| Given exercise |
Go through the data below. Pull out every line that has the word "solid".

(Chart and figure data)
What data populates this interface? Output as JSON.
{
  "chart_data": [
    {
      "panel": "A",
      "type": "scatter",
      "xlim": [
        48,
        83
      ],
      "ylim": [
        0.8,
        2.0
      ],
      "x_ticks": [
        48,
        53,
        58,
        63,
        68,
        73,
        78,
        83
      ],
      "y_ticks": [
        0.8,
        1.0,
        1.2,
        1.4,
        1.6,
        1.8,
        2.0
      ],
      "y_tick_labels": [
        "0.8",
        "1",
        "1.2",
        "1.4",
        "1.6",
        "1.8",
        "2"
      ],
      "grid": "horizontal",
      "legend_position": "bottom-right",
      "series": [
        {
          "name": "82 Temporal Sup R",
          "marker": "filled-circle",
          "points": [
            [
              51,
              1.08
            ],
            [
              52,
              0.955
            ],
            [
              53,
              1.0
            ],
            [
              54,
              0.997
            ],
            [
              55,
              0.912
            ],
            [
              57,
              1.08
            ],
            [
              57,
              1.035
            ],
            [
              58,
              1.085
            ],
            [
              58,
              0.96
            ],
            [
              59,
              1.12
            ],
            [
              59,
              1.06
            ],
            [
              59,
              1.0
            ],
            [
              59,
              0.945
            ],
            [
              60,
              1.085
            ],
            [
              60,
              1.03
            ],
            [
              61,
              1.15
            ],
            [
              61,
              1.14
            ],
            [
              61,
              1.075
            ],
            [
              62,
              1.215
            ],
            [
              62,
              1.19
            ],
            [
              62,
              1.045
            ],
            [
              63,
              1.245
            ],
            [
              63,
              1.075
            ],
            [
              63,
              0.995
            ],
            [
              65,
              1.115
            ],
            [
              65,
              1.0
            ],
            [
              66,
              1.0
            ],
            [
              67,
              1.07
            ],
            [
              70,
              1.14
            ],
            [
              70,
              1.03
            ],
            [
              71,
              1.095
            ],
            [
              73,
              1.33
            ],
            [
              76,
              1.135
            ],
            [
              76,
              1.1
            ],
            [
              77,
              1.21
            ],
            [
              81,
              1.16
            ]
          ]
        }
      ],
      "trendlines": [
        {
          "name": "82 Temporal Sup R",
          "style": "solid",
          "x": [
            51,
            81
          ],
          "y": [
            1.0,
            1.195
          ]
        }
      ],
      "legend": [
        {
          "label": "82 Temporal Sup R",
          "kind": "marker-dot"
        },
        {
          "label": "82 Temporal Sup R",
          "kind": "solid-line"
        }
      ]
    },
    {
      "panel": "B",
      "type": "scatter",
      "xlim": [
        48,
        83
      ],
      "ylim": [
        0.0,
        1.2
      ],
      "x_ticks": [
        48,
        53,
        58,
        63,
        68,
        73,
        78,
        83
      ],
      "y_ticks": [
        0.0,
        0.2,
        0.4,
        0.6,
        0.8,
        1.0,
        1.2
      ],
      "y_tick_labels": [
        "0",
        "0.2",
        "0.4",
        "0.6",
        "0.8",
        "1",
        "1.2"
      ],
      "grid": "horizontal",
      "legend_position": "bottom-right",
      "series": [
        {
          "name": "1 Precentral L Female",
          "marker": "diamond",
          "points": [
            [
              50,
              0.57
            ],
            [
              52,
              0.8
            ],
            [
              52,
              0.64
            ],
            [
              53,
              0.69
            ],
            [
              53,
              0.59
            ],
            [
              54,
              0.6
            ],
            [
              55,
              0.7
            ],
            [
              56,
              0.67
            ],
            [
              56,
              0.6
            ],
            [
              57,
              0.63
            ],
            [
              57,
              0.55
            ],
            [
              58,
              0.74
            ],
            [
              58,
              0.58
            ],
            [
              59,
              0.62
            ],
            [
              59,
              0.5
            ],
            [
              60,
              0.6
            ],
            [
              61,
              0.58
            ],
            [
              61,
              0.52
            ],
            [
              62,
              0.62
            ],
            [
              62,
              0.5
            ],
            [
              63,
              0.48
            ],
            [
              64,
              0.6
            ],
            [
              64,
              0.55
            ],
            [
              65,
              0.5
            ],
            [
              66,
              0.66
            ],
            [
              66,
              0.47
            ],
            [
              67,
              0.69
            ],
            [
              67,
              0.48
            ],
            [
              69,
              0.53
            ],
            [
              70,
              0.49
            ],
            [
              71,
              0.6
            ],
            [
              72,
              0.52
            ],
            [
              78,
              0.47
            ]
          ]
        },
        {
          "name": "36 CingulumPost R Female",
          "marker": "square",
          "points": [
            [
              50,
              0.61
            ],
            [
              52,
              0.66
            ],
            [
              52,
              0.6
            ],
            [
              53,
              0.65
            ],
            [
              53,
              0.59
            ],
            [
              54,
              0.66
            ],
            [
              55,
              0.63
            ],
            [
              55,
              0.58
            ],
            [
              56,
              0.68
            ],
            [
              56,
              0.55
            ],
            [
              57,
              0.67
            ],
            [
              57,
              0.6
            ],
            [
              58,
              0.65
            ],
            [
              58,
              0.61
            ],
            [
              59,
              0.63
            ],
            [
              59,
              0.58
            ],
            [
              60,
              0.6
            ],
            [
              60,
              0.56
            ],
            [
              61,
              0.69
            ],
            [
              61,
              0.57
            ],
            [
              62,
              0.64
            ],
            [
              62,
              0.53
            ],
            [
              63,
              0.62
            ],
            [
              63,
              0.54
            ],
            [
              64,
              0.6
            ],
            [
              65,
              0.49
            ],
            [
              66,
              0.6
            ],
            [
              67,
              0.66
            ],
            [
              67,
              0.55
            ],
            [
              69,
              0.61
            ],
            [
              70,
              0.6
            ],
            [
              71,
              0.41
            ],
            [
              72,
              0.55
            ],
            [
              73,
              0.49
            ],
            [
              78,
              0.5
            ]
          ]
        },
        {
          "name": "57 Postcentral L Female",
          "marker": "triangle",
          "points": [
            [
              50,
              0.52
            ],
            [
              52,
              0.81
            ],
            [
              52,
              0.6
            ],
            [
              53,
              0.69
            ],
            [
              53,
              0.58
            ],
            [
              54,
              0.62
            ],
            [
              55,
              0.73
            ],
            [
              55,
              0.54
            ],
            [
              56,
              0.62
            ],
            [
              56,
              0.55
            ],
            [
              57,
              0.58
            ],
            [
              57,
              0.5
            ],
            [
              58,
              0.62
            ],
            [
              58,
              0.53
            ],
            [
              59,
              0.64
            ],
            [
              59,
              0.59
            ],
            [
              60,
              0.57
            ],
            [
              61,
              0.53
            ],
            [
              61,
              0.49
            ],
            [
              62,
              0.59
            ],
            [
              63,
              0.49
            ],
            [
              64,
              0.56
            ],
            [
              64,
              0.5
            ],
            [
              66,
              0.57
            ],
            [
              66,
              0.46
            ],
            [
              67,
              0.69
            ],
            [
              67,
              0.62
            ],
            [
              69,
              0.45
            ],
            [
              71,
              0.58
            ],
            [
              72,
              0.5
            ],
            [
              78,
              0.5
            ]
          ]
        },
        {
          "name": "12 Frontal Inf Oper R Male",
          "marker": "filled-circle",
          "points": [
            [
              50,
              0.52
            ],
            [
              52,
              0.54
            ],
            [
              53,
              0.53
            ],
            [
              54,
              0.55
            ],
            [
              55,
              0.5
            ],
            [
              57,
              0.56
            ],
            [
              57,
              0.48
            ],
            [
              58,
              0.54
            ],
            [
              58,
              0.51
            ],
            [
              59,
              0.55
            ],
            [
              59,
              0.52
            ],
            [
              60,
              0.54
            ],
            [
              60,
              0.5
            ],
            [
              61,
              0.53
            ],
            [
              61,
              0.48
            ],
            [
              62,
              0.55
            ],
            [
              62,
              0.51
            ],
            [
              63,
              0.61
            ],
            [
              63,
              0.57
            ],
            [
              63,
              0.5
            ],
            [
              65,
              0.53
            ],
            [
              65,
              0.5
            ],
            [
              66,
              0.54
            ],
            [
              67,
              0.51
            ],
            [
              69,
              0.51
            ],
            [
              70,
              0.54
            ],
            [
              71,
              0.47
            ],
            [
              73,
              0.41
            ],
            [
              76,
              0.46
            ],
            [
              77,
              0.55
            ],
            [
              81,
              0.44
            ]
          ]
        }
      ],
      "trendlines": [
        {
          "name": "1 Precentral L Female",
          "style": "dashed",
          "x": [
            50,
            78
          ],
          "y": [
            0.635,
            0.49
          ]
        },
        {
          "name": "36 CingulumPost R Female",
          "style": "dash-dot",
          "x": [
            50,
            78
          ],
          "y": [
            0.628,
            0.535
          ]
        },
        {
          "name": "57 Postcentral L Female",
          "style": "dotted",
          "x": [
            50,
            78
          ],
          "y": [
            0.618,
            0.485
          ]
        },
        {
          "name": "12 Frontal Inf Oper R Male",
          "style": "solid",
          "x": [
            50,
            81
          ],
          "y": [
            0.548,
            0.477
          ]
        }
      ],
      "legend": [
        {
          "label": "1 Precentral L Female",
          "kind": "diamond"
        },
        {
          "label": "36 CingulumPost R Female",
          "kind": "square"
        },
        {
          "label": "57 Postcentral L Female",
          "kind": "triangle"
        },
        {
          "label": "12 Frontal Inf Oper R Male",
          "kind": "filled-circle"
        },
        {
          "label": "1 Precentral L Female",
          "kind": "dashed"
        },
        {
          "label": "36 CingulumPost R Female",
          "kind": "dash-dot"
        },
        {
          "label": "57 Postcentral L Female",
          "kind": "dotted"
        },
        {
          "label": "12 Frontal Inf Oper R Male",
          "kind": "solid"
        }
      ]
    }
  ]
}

| Solution for this problem |
          "style": "solid",
          "kind": "solid-line"
          "style": "solid",
          "kind": "solid"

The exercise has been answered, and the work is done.